▶ [WHAT IS EXPECTED]
Copy each line in the data that includes the word "κατὰ".

--- begin ITEMS ---

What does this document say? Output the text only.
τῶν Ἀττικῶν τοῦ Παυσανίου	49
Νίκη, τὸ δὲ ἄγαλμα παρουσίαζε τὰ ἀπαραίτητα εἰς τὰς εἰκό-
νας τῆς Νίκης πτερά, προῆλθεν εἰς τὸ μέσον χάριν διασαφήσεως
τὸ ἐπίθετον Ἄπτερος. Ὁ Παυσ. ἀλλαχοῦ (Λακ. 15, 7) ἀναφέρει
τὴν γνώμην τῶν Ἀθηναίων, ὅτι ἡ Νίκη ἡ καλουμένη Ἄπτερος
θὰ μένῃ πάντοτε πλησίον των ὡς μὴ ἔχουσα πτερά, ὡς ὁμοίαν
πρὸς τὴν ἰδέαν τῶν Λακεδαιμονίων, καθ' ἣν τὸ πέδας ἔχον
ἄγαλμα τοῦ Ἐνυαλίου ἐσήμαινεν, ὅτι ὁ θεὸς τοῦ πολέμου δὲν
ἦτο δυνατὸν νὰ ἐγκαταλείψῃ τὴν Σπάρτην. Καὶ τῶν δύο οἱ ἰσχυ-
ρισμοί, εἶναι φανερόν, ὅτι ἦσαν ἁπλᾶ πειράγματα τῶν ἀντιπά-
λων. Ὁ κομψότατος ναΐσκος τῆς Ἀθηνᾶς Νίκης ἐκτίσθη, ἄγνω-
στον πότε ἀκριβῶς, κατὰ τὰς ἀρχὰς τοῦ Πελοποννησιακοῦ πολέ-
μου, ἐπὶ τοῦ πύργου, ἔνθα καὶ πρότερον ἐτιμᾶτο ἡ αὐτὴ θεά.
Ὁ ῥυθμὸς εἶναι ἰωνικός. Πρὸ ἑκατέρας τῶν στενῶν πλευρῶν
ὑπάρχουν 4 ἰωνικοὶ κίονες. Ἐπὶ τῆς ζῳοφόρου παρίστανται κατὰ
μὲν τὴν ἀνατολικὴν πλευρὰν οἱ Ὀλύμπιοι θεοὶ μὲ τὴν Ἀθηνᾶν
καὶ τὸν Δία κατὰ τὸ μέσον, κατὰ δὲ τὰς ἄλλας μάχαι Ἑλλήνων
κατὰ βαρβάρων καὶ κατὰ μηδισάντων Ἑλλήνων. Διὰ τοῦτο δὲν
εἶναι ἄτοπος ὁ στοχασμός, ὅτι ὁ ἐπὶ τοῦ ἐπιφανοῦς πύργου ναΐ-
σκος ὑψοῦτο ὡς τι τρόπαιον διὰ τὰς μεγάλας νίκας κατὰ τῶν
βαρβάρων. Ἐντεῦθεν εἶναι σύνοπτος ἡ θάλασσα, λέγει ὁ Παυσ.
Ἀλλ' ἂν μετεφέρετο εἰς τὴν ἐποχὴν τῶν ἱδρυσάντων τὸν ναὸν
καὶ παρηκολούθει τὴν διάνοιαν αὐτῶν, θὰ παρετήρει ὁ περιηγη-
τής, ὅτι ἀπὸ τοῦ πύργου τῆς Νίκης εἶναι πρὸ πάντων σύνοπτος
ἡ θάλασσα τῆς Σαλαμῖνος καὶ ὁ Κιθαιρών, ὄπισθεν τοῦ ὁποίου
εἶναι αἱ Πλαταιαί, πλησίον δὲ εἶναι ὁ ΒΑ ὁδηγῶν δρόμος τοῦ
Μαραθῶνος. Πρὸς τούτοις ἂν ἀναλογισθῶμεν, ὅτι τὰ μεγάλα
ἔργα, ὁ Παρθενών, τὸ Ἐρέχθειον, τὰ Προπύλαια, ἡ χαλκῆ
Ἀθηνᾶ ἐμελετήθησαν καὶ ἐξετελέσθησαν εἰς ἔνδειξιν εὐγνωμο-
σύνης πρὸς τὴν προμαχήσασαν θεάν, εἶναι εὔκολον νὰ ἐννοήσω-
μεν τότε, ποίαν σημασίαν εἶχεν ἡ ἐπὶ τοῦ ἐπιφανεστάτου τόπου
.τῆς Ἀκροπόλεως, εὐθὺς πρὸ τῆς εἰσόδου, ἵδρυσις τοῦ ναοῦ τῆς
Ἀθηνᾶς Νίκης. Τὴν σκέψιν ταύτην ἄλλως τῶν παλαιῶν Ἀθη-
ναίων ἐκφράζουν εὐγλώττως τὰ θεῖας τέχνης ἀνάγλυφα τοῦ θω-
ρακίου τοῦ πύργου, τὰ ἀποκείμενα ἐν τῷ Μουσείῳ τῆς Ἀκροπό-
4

--- end ITEMS ---

▶ [COMPLETED EXERCISE]
στον πότε ἀκριβῶς, κατὰ τὰς ἀρχὰς τοῦ Πελοποννησιακοῦ πολέ-
ὑπάρχουν 4 ἰωνικοὶ κίονες. Ἐπὶ τῆς ζῳοφόρου παρίστανται κατὰ
καὶ τὸν Δία κατὰ τὸ μέσον, κατὰ δὲ τὰς ἄλλας μάχαι Ἑλλήνων
κατὰ βαρβάρων καὶ κατὰ μηδισάντων Ἑλλήνων. Διὰ τοῦτο δὲν
σκος ὑψοῦτο ὡς τι τρόπαιον διὰ τὰς μεγάλας νίκας κατὰ τῶν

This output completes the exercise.